#### WHAT IS REQUIRED
Pick out each line containing the string "персоналу" and copy it.

[Dataset records]

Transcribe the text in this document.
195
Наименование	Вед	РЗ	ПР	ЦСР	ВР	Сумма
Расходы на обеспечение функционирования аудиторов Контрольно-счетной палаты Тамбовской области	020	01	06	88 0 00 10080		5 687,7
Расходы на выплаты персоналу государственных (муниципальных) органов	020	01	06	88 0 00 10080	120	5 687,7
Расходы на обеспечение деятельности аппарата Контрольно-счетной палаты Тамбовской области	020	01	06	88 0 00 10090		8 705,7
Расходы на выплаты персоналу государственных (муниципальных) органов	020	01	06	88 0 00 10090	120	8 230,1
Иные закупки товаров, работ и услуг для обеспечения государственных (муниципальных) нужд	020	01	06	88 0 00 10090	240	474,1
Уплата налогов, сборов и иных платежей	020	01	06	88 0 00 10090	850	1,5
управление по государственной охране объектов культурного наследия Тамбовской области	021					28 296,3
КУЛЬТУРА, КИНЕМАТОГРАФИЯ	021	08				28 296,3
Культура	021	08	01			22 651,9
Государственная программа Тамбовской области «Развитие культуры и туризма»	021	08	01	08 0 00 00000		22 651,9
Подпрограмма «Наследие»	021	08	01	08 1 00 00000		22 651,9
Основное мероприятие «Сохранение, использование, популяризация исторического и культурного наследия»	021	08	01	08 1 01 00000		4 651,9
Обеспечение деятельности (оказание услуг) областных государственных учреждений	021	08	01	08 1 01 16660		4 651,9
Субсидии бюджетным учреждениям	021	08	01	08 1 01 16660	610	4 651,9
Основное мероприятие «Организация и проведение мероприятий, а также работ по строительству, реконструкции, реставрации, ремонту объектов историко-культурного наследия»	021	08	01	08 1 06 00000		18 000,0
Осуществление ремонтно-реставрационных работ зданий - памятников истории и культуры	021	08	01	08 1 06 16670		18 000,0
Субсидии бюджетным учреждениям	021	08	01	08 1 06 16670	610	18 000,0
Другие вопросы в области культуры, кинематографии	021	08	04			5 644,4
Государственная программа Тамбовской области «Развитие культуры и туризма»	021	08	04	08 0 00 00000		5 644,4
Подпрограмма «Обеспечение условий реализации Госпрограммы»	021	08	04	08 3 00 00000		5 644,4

#### COMPLETED TASK
Расходы на выплаты персоналу государственных (муниципальных) органов	020	01	06	88 0 00 10080	120	5 687,7
Расходы на выплаты персоналу государственных (муниципальных) органов	020	01	06	88 0 00 10090	120	8 230,1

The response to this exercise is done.